GIVEN REQUEST: Locate all lines with the word "name" and copy them out.

DATASET CONTENT:
==============================

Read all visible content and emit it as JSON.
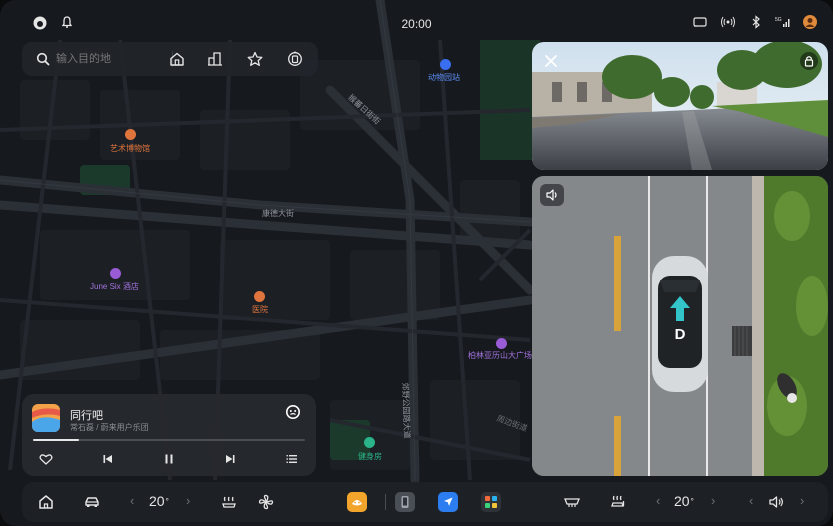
{
  "status_bar": {
    "time": "20:00",
    "left_icons": [
      "app-logo-icon",
      "bell-icon"
    ],
    "right_icons": [
      "cast-icon",
      "signal-wave-icon",
      "bluetooth-icon",
      "cellular-5g-icon",
      "avatar-icon"
    ]
  },
  "search": {
    "placeholder": "输入目的地",
    "shortcuts": [
      "home-icon",
      "company-icon",
      "star-icon",
      "gas-station-icon"
    ]
  },
  "map": {
    "roads": [
      "猴蕃日街街",
      "康德大街",
      "郊野公园路大道"
    ],
    "pois": [
      {
        "label": "动物园站",
        "icon": "metro-icon",
        "color": "#3a6ef0"
      },
      {
        "label": "艺术博物馆",
        "icon": "museum-icon",
        "color": "#e0743d"
      },
      {
        "label": "June Six 酒店",
        "icon": "hotel-icon",
        "color": "#9a5bd6"
      },
      {
        "label": "医院",
        "icon": "hospital-icon",
        "color": "#e0743d"
      },
      {
        "label": "柏林亚历山大广场",
        "icon": "landmark-icon",
        "color": "#9a5bd6"
      },
      {
        "label": "健身房",
        "icon": "gym-icon",
        "color": "#2bb38a"
      },
      {
        "label": "周边街道",
        "icon": "",
        "color": "#6b6f75"
      }
    ]
  },
  "camera": {
    "front_icons": [
      "close-icon",
      "lock-icon"
    ],
    "surround_gear": "D",
    "surround_icons": [
      "volume-icon"
    ]
  },
  "music": {
    "title": "同行吧",
    "artist": "常石磊 / 蔚来用户乐团",
    "progress": 0.17,
    "controls": [
      "heart-icon",
      "previous-icon",
      "pause-icon",
      "next-icon",
      "playlist-icon"
    ]
  },
  "dock": {
    "left_temp": "20",
    "right_temp": "20",
    "temp_unit": "°",
    "icons": [
      "home-icon",
      "car-icon",
      "seat-heat-icon",
      "fan-icon",
      "rear-defrost-icon",
      "seat-heat-right-icon",
      "volume-icon"
    ],
    "apps": [
      {
        "name": "assistant-app-icon",
        "color": "#f2a52a"
      },
      {
        "name": "phone-app-icon",
        "color": "#4a4e55"
      },
      {
        "name": "navigation-app-icon",
        "color": "#2b7df0"
      },
      {
        "name": "apps-grid-icon",
        "color": "#3a3d42"
      }
    ]
  }
}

==============================

WRITTEN SOLUTION:
        "name": "assistant-app-icon",
        "name": "phone-app-icon",
        "name": "navigation-app-icon",
        "name": "apps-grid-icon",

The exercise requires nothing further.